> _Texte fourni_

□ □ □ □ □ □ □

Une exposition consacrée à et un renouveau à venir…
Le musée de la bande dessinée de Bruxelles rouvre ses portes, et une exposition consacrée à Guarnido, cela ne se rate pas, même avec les protocoles de sécurité qui sont en vigueur pour le moment !
Pendant cette longue période pendant laquelle les autorités politiques et certaines autorités scientifiques ont décidé de notre confinement, la culture a été contrainte de se retrouver aux abonnés absents.
Voici qu’enfin renaît une forme de liberté, celle de choisir ses émerveillements, celle de vibrer à des rencontres artistiques accrochées aux cimaises de nos musées. Des musées qui ont besoin, eux aussi, d’être soutenus…
Il y a un verbe qui est particulièrement à la mode, aujourd’hui : « se réinventer » !
Et il est vrai que, pour cette exposition, il a fallu aménager le CBBD de manière à ce que les « protocoles » sanitaires qui continuent à être de mise soient respectés. Cet aménagement, tout compte fait, n’est pas énormément contraignant. On ne flâne plus, certes, mais en suivant des chemins balisés, on découvre des paysages qu’on n’aurait sans doute pas vus autrement.
Et le but cette bal(l)ade, aujourd’hui, c’est de rencontrer le « maestro » Guarnido, dessinateur d’une série devenue culte, Blacksad. Une bande dessinée anthropomorphique, qui nous raconte les aventures d’un chat détective privé, dans la plus pure tradition des romans noirs américains de Chandler, Brown, Hadley Chase, mais avec pas mal de distanciation. Avec l’envie, dans chaque album, de dépasser la seule anecdote narrative. Ce qui a fait de ce héros un personnage important de la bd du vingt-et-unième siècle, c’est son côté observateur d’un monde dans lequel les valeurs essentielles, amour, amitié, solidarité, tolérance, résistance, sont sans cesse mises à mal.
Guarnido a commencé par travailler dans les revues espagnoles dépendant de Marvel, avant de travailler pour les studios Disney, comme dessinateur d’abord, comme animateur ensuite. Après cela, il y a eu l’époustouflant Blacksad, et puis une immersion dans le merveilleux, avec Sorcières, une incursion dans la science-fiction avec Voyageur, et, dernièrement, un album à la fois historique et picaresque, « Les Indes Fourbes », graphiquement parfaitement réussi, scénaristiquement un peu confus, à mon humble avis.

□ □ □ □ □ □ □

> _Énoncé écrit 1_
Reproduisez sous forme de liste numérotée la partie des entrées qui commence à la première ligne et s'achève sur la ligne contenant "line-9-text-cont: abolishing [629,659,822,702]", incluse. Omettez les lignes vides.

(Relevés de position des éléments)

□ □ □ □ □ □ □

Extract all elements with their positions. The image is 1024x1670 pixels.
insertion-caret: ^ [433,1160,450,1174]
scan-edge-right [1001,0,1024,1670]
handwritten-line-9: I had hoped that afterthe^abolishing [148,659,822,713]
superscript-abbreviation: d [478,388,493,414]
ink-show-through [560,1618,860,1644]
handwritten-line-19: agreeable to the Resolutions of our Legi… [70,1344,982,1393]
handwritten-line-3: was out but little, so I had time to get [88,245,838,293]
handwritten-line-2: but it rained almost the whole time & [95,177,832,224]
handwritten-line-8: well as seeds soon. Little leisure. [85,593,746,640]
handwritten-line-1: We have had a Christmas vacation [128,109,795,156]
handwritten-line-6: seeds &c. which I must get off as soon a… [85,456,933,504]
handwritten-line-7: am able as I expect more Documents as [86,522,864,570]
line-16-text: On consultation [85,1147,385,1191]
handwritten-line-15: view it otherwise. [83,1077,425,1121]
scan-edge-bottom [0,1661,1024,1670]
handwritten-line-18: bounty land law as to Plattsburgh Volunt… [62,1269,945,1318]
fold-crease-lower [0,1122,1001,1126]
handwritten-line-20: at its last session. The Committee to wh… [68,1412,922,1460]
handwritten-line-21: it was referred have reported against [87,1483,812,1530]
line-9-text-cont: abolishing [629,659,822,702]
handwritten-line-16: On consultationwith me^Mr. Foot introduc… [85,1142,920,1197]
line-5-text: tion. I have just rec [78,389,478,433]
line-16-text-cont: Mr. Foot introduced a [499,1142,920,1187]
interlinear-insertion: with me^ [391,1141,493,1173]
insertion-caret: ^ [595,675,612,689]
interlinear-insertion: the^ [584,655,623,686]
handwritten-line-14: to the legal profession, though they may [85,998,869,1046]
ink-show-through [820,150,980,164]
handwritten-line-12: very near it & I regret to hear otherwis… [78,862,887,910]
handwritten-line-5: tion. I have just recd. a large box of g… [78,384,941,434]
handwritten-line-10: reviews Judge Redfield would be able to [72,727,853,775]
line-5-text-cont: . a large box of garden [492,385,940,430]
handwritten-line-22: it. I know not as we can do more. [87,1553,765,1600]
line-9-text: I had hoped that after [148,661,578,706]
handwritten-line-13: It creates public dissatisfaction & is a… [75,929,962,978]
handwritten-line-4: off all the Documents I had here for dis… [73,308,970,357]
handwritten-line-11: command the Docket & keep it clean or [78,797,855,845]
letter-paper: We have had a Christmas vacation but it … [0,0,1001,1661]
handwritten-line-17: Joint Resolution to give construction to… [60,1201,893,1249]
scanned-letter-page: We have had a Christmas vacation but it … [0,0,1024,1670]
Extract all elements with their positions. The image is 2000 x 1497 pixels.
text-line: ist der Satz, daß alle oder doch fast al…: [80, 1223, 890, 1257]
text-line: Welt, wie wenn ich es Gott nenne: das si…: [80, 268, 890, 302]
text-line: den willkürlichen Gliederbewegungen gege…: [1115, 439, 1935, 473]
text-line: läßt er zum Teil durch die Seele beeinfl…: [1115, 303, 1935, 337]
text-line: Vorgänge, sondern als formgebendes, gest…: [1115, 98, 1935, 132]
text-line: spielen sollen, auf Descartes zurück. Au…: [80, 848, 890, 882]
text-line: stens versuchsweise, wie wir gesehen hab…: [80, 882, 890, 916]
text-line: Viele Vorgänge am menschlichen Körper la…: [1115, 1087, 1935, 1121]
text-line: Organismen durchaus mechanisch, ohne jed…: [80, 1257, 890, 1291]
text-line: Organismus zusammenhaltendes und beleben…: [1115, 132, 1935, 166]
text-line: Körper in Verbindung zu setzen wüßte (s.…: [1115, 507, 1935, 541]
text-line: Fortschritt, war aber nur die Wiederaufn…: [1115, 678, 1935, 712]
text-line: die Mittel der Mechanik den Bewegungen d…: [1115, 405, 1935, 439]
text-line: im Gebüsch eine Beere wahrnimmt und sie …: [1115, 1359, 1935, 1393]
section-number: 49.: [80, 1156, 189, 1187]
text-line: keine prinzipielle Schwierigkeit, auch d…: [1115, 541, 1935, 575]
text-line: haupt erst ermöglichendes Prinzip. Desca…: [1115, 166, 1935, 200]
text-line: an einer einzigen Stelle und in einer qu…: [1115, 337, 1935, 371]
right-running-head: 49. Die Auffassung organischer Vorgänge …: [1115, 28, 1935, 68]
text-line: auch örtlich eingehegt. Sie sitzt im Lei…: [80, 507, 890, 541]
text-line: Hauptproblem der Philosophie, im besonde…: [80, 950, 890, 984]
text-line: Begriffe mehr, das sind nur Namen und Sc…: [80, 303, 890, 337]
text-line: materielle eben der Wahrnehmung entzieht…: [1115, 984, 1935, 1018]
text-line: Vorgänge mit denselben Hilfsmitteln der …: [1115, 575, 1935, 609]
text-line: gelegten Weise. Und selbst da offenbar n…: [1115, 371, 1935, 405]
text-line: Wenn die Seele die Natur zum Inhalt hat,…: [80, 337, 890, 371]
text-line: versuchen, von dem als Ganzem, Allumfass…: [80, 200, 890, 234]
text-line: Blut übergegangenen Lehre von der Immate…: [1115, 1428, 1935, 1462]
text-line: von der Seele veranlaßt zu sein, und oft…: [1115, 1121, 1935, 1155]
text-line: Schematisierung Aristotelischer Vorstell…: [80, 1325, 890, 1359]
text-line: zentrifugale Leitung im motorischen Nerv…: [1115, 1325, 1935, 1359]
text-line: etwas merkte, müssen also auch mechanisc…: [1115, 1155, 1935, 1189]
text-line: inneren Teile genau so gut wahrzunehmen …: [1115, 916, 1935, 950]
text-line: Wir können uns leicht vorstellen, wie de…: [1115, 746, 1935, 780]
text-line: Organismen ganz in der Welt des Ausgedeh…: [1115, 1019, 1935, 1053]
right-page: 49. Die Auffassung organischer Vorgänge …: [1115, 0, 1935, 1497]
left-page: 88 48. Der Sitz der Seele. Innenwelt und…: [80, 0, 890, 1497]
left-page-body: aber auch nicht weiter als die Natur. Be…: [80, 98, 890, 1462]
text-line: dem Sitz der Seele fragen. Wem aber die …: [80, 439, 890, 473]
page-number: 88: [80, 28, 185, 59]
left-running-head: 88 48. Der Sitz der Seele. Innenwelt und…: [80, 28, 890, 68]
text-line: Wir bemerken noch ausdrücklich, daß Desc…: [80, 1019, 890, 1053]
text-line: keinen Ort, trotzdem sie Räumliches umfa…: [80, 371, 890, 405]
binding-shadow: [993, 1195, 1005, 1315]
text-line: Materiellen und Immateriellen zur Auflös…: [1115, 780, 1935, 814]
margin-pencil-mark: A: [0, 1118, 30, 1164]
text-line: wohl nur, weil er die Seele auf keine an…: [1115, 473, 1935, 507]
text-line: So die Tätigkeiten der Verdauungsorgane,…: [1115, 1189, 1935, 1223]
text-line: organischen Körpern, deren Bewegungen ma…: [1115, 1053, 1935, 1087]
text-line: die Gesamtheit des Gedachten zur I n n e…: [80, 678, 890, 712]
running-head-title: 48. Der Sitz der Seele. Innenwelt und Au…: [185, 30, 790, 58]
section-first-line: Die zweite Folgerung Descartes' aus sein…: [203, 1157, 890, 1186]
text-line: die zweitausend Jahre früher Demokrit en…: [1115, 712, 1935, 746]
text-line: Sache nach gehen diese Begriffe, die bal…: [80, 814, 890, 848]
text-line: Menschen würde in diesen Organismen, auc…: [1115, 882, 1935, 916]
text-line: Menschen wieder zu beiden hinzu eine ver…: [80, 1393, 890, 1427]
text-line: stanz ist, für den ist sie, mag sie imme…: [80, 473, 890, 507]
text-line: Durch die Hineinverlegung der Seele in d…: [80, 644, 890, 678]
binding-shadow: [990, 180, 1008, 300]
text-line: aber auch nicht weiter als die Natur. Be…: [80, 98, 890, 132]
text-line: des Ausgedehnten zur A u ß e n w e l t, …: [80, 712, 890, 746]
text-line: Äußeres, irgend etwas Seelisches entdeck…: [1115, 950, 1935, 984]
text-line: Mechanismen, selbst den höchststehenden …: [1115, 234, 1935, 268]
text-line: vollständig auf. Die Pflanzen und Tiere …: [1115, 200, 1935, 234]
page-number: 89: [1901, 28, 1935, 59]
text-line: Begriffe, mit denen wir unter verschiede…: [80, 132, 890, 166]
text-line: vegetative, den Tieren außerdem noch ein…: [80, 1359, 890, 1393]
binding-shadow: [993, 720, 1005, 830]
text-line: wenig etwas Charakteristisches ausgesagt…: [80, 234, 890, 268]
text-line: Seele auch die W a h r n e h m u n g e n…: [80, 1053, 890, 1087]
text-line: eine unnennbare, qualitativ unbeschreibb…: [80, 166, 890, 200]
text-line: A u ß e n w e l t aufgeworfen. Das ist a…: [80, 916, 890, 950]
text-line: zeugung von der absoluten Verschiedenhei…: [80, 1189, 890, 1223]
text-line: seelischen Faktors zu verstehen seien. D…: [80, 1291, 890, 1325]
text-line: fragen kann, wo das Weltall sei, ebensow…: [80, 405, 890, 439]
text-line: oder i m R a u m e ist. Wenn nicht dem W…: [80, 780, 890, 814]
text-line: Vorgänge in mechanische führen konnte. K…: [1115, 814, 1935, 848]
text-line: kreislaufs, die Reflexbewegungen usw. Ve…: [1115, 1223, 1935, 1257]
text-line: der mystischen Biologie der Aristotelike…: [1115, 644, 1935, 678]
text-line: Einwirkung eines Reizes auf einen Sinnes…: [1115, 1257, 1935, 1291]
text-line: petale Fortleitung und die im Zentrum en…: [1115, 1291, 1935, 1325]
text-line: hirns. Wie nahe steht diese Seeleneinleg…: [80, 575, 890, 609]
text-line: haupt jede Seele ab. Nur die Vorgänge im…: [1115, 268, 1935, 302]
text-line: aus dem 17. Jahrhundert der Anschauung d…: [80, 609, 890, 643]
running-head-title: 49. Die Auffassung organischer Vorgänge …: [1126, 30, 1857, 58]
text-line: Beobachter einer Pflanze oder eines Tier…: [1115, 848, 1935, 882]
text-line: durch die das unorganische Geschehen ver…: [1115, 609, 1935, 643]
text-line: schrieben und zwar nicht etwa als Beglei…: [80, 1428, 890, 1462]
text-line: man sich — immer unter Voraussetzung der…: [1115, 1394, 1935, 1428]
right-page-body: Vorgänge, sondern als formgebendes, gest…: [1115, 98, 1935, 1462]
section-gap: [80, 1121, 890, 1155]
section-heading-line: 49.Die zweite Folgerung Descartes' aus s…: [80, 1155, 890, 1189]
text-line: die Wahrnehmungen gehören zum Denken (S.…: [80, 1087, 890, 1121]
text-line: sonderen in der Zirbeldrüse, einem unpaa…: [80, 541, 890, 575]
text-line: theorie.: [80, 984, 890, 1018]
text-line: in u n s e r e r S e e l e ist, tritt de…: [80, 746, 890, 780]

□ □ □ □ □ □ □

> _Énoncé écrit 2_
Condensez en liste le paragraphe du texte qui commence par « Guarnido a commencé par travailler », sans perdre ses faits principaux.

> _Réponse attendue 1_
1. Extract all elements with their positions. The image is 1024x1670 pixels.
2. insertion-caret: ^ [433,1160,450,1174]
3. scan-edge-right [1001,0,1024,1670]
4. handwritten-line-9: I had hoped that afterthe^abolishing [148,659,822,713]
5. superscript-abbreviation: d [478,388,493,414]
6. ink-show-through [560,1618,860,1644]
7. handwritten-line-19: agreeable to the Resolutions of our Legi… [70,1344,982,1393]
8. handwritten-line-3: was out but little, so I had time to get [88,245,838,293]
9. handwritten-line-2: but it rained almost the whole time & [95,177,832,224]
10. handwritten-line-8: well as seeds soon. Little leisure. [85,593,746,640]
11. handwritten-line-1: We have had a Christmas vacation [128,109,795,156]
12. handwritten-line-6: seeds &c. which I must get off as soon a… [85,456,933,504]
13. handwritten-line-7: am able as I expect more Documents as [86,522,864,570]
14. line-16-text: On consultation [85,1147,385,1191]
15. handwritten-line-15: view it otherwise. [83,1077,425,1121]
16. scan-edge-bottom [0,1661,1024,1670]
17. handwritten-line-18: bounty land law as to Plattsburgh Volunt… [62,1269,945,1318]
18. fold-crease-lower [0,1122,1001,1126]
19. handwritten-line-20: at its last session. The Committee to wh… [68,1412,922,1460]
20. handwritten-line-21: it was referred have reported against [87,1483,812,1530]
21. line-9-text-cont: abolishing [629,659,822,702]

> _Réponse attendue 2_
- Débuts dans des revues espagnoles dépendant de Marvel.
- Travail pour les studios Disney, d'abord comme dessinateur, puis comme animateur.
- Ensuite, Blacksad, qualifié d'époustouflant.
- Sorcières, une immersion dans le merveilleux.
- Voyageur, une incursion dans la science-fiction.
- Dernièrement, « Les Indes Fourbes », album historique et picaresque, graphiquement parfaitement réussi mais, selon l'avis exprimé dans le texte, un peu confus sur le plan du scénario.